* **STORED ROWS**
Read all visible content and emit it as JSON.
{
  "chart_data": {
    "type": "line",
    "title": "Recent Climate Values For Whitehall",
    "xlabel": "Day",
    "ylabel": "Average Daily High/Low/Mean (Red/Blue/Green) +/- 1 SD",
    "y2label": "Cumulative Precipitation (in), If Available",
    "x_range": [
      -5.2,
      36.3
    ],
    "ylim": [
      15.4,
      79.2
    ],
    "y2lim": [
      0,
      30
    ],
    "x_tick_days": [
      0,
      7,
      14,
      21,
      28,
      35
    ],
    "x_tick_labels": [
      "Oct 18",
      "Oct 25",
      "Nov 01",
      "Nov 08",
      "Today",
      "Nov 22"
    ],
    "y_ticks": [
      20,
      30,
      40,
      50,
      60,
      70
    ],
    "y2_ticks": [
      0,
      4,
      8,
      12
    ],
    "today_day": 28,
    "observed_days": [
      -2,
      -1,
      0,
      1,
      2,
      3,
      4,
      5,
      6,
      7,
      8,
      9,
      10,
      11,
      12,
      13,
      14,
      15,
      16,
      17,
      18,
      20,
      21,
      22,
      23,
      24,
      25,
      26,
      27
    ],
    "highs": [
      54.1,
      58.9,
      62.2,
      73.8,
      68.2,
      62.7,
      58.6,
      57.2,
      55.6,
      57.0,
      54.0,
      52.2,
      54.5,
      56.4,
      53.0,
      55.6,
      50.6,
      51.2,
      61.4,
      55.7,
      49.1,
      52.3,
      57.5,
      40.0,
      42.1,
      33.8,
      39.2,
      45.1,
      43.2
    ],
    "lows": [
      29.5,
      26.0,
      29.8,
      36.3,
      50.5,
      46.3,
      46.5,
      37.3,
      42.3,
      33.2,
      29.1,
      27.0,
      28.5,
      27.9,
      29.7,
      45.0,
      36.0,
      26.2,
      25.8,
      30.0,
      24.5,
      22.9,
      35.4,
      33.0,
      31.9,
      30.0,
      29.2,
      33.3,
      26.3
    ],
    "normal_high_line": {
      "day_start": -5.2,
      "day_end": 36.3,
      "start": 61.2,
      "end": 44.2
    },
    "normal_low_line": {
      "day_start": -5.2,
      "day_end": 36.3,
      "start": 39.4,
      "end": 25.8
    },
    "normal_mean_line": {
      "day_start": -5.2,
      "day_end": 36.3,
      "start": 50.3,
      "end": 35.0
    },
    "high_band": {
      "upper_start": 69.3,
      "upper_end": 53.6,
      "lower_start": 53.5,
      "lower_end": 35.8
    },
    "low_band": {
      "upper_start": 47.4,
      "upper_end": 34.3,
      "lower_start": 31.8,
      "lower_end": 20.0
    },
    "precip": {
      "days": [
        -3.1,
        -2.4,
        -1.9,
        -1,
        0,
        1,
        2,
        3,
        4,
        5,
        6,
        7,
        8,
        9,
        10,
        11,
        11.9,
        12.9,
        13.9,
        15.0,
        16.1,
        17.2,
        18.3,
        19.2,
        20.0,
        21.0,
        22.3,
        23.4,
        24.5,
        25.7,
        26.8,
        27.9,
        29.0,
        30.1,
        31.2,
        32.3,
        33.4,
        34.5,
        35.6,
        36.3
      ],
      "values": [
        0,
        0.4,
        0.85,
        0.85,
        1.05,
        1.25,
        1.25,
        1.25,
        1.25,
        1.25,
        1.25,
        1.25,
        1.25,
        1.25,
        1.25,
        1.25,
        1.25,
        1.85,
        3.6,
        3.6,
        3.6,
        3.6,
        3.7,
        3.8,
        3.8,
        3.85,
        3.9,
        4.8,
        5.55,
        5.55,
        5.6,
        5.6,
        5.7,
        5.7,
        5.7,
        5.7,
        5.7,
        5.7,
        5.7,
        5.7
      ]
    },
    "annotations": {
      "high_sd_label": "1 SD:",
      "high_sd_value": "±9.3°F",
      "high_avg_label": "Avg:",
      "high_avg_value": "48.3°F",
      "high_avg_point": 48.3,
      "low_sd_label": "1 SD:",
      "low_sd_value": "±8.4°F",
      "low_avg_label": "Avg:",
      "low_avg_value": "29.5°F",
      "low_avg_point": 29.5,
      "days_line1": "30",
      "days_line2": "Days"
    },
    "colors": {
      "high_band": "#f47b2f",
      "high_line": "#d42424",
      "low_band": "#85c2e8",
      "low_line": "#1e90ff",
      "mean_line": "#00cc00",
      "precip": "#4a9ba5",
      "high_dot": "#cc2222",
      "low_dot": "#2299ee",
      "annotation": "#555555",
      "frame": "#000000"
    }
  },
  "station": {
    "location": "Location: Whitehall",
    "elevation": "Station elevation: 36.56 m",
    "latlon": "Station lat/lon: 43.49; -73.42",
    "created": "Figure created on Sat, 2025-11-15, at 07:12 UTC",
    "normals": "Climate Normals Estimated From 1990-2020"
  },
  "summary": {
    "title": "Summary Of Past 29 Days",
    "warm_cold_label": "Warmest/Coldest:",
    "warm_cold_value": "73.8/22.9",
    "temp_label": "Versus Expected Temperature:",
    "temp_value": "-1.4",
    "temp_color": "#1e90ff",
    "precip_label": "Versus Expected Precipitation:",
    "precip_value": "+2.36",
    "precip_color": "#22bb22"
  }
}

* **AIM OF THE EXERCISE**
Restate each record exactly as written.

* **OUTPUT**
Read all visible content and emit it as JSON.
{
  "chart_data": {
    "type": "line",
    "title": "Recent Climate Values For Whitehall",
    "xlabel": "Day",
    "ylabel": "Average Daily High/Low/Mean (Red/Blue/Green) +/- 1 SD",
    "y2label": "Cumulative Precipitation (in), If Available",
    "x_range": [
      -5.2,
      36.3
    ],
    "ylim": [
      15.4,
      79.2
    ],
    "y2lim": [
      0,
      30
    ],
    "x_tick_days": [
      0,
      7,
      14,
      21,
      28,
      35
    ],
    "x_tick_labels": [
      "Oct 18",
      "Oct 25",
      "Nov 01",
      "Nov 08",
      "Today",
      "Nov 22"
    ],
    "y_ticks": [
      20,
      30,
      40,
      50,
      60,
      70
    ],
    "y2_ticks": [
      0,
      4,
      8,
      12
    ],
    "today_day": 28,
    "observed_days": [
      -2,
      -1,
      0,
      1,
      2,
      3,
      4,
      5,
      6,
      7,
      8,
      9,
      10,
      11,
      12,
      13,
      14,
      15,
      16,
      17,
      18,
      20,
      21,
      22,
      23,
      24,
      25,
      26,
      27
    ],
    "highs": [
      54.1,
      58.9,
      62.2,
      73.8,
      68.2,
      62.7,
      58.6,
      57.2,
      55.6,
      57.0,
      54.0,
      52.2,
      54.5,
      56.4,
      53.0,
      55.6,
      50.6,
      51.2,
      61.4,
      55.7,
      49.1,
      52.3,
      57.5,
      40.0,
      42.1,
      33.8,
      39.2,
      45.1,
      43.2
    ],
    "lows": [
      29.5,
      26.0,
      29.8,
      36.3,
      50.5,
      46.3,
      46.5,
      37.3,
      42.3,
      33.2,
      29.1,
      27.0,
      28.5,
      27.9,
      29.7,
      45.0,
      36.0,
      26.2,
      25.8,
      30.0,
      24.5,
      22.9,
      35.4,
      33.0,
      31.9,
      30.0,
      29.2,
      33.3,
      26.3
    ],
    "normal_high_line": {
      "day_start": -5.2,
      "day_end": 36.3,
      "start": 61.2,
      "end": 44.2
    },
    "normal_low_line": {
      "day_start": -5.2,
      "day_end": 36.3,
      "start": 39.4,
      "end": 25.8
    },
    "normal_mean_line": {
      "day_start": -5.2,
      "day_end": 36.3,
      "start": 50.3,
      "end": 35.0
    },
    "high_band": {
      "upper_start": 69.3,
      "upper_end": 53.6,
      "lower_start": 53.5,
      "lower_end": 35.8
    },
    "low_band": {
      "upper_start": 47.4,
      "upper_end": 34.3,
      "lower_start": 31.8,
      "lower_end": 20.0
    },
    "precip": {
      "days": [
        -3.1,
        -2.4,
        -1.9,
        -1,
        0,
        1,
        2,
        3,
        4,
        5,
        6,
        7,
        8,
        9,
        10,
        11,
        11.9,
        12.9,
        13.9,
        15.0,
        16.1,
        17.2,
        18.3,
        19.2,
        20.0,
        21.0,
        22.3,
        23.4,
        24.5,
        25.7,
        26.8,
        27.9,
        29.0,
        30.1,
        31.2,
        32.3,
        33.4,
        34.5,
        35.6,
        36.3
      ],
      "values": [
        0,
        0.4,
        0.85,
        0.85,
        1.05,
        1.25,
        1.25,
        1.25,
        1.25,
        1.25,
        1.25,
        1.25,
        1.25,
        1.25,
        1.25,
        1.25,
        1.25,
        1.85,
        3.6,
        3.6,
        3.6,
        3.6,
        3.7,
        3.8,
        3.8,
        3.85,
        3.9,
        4.8,
        5.55,
        5.55,
        5.6,
        5.6,
        5.7,
        5.7,
        5.7,
        5.7,
        5.7,
        5.7,
        5.7,
        5.7
      ]
    },
    "annotations": {
      "high_sd_label": "1 SD:",
      "high_sd_value": "±9.3°F",
      "high_avg_label": "Avg:",
      "high_avg_value": "48.3°F",
      "high_avg_point": 48.3,
      "low_sd_label": "1 SD:",
      "low_sd_value": "±8.4°F",
      "low_avg_label": "Avg:",
      "low_avg_value": "29.5°F",
      "low_avg_point": 29.5,
      "days_line1": "30",
      "days_line2": "Days"
    },
    "colors": {
      "high_band": "#f47b2f",
      "high_line": "#d42424",
      "low_band": "#85c2e8",
      "low_line": "#1e90ff",
      "mean_line": "#00cc00",
      "precip": "#4a9ba5",
      "high_dot": "#cc2222",
      "low_dot": "#2299ee",
      "annotation": "#555555",
      "frame": "#000000"
    }
  },
  "station": {
    "location": "Location: Whitehall",
    "elevation": "Station elevation: 36.56 m",
    "latlon": "Station lat/lon: 43.49; -73.42",
    "created": "Figure created on Sat, 2025-11-15, at 07:12 UTC",
    "normals": "Climate Normals Estimated From 1990-2020"
  },
  "summary": {
    "title": "Summary Of Past 29 Days",
    "warm_cold_label": "Warmest/Coldest:",
    "warm_cold_value": "73.8/22.9",
    "temp_label": "Versus Expected Temperature:",
    "temp_value": "-1.4",
    "temp_color": "#1e90ff",
    "precip_label": "Versus Expected Precipitation:",
    "precip_value": "+2.36",
    "precip_color": "#22bb22"
  }
}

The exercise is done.